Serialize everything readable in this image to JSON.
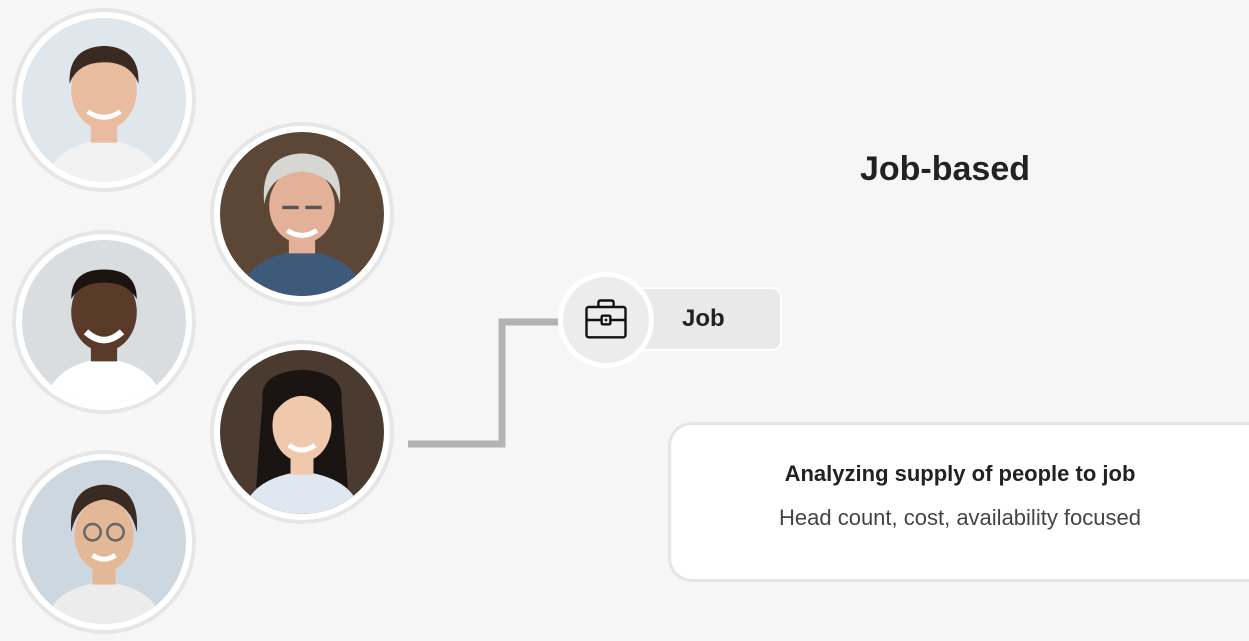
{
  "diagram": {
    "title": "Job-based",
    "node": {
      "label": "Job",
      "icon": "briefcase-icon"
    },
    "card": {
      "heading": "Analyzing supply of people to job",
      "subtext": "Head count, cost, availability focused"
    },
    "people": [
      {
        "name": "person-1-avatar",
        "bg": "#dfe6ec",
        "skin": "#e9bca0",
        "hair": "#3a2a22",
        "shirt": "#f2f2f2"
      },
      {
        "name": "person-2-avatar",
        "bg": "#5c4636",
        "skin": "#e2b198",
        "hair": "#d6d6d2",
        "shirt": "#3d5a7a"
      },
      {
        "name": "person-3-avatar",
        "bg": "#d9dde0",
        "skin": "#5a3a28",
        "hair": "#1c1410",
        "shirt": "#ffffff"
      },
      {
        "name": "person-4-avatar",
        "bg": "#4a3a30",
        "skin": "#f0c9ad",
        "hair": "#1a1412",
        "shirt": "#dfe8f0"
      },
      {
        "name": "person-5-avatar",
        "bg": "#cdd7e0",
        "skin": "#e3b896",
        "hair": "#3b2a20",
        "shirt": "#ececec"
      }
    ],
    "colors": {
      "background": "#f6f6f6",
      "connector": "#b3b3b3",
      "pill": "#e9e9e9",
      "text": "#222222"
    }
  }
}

..........

THE TASK >> Without including any picture, repeat the data exactly.

TASK SOLUTION >>
Serialize everything readable in this image to JSON.
{
  "diagram": {
    "title": "Job-based",
    "node": {
      "label": "Job",
      "icon": "briefcase-icon"
    },
    "card": {
      "heading": "Analyzing supply of people to job",
      "subtext": "Head count, cost, availability focused"
    },
    "people": [
      {
        "name": "person-1-avatar",
        "bg": "#dfe6ec",
        "skin": "#e9bca0",
        "hair": "#3a2a22",
        "shirt": "#f2f2f2"
      },
      {
        "name": "person-2-avatar",
        "bg": "#5c4636",
        "skin": "#e2b198",
        "hair": "#d6d6d2",
        "shirt": "#3d5a7a"
      },
      {
        "name": "person-3-avatar",
        "bg": "#d9dde0",
        "skin": "#5a3a28",
        "hair": "#1c1410",
        "shirt": "#ffffff"
      },
      {
        "name": "person-4-avatar",
        "bg": "#4a3a30",
        "skin": "#f0c9ad",
        "hair": "#1a1412",
        "shirt": "#dfe8f0"
      },
      {
        "name": "person-5-avatar",
        "bg": "#cdd7e0",
        "skin": "#e3b896",
        "hair": "#3b2a20",
        "shirt": "#ececec"
      }
    ],
    "colors": {
      "background": "#f6f6f6",
      "connector": "#b3b3b3",
      "pill": "#e9e9e9",
      "text": "#222222"
    }
  }
}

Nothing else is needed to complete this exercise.